═══ Entries shown

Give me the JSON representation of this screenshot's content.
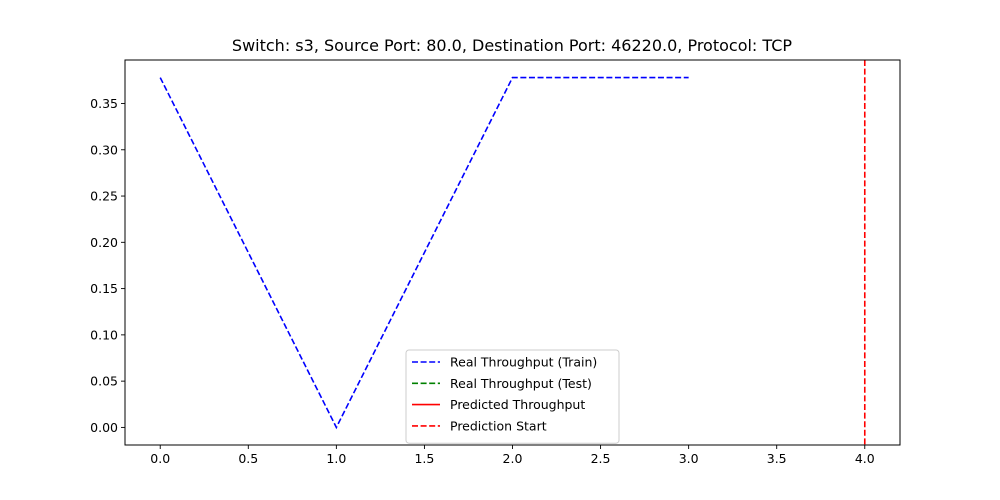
{
  "chart_data": {
    "type": "line",
    "title": "Switch: s3, Source Port: 80.0, Destination Port: 46220.0, Protocol: TCP",
    "xlabel": "",
    "ylabel": "",
    "xlim": [
      -0.2,
      4.2
    ],
    "ylim": [
      -0.019,
      0.397
    ],
    "xticks": [
      0.0,
      0.5,
      1.0,
      1.5,
      2.0,
      2.5,
      3.0,
      3.5,
      4.0
    ],
    "xtick_labels": [
      "0.0",
      "0.5",
      "1.0",
      "1.5",
      "2.0",
      "2.5",
      "3.0",
      "3.5",
      "4.0"
    ],
    "yticks": [
      0.0,
      0.05,
      0.1,
      0.15,
      0.2,
      0.25,
      0.3,
      0.35
    ],
    "ytick_labels": [
      "0.00",
      "0.05",
      "0.10",
      "0.15",
      "0.20",
      "0.25",
      "0.30",
      "0.35"
    ],
    "grid": false,
    "legend_position": "lower-center",
    "series": [
      {
        "name": "Real Throughput (Train)",
        "color": "#0000ff",
        "style": "dashed",
        "x": [
          0,
          1,
          2,
          3
        ],
        "y": [
          0.378,
          0.0,
          0.378,
          0.378
        ]
      },
      {
        "name": "Real Throughput (Test)",
        "color": "#008000",
        "style": "dashed",
        "x": [],
        "y": []
      },
      {
        "name": "Predicted Throughput",
        "color": "#ff0000",
        "style": "solid",
        "x": [],
        "y": []
      }
    ],
    "vlines": [
      {
        "name": "Prediction Start",
        "x": 4.0,
        "color": "#ff0000",
        "style": "dashed"
      }
    ]
  }
}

══════

Goal of the exercise: Every entry must be transcribed exactly. Pictures do not belong in the copy.

Response below:
Give me the JSON representation of this screenshot's content.
{
  "chart_data": {
    "type": "line",
    "title": "Switch: s3, Source Port: 80.0, Destination Port: 46220.0, Protocol: TCP",
    "xlabel": "",
    "ylabel": "",
    "xlim": [
      -0.2,
      4.2
    ],
    "ylim": [
      -0.019,
      0.397
    ],
    "xticks": [
      0.0,
      0.5,
      1.0,
      1.5,
      2.0,
      2.5,
      3.0,
      3.5,
      4.0
    ],
    "xtick_labels": [
      "0.0",
      "0.5",
      "1.0",
      "1.5",
      "2.0",
      "2.5",
      "3.0",
      "3.5",
      "4.0"
    ],
    "yticks": [
      0.0,
      0.05,
      0.1,
      0.15,
      0.2,
      0.25,
      0.3,
      0.35
    ],
    "ytick_labels": [
      "0.00",
      "0.05",
      "0.10",
      "0.15",
      "0.20",
      "0.25",
      "0.30",
      "0.35"
    ],
    "grid": false,
    "legend_position": "lower-center",
    "series": [
      {
        "name": "Real Throughput (Train)",
        "color": "#0000ff",
        "style": "dashed",
        "x": [
          0,
          1,
          2,
          3
        ],
        "y": [
          0.378,
          0.0,
          0.378,
          0.378
        ]
      },
      {
        "name": "Real Throughput (Test)",
        "color": "#008000",
        "style": "dashed",
        "x": [],
        "y": []
      },
      {
        "name": "Predicted Throughput",
        "color": "#ff0000",
        "style": "solid",
        "x": [],
        "y": []
      }
    ],
    "vlines": [
      {
        "name": "Prediction Start",
        "x": 4.0,
        "color": "#ff0000",
        "style": "dashed"
      }
    ]
  }
}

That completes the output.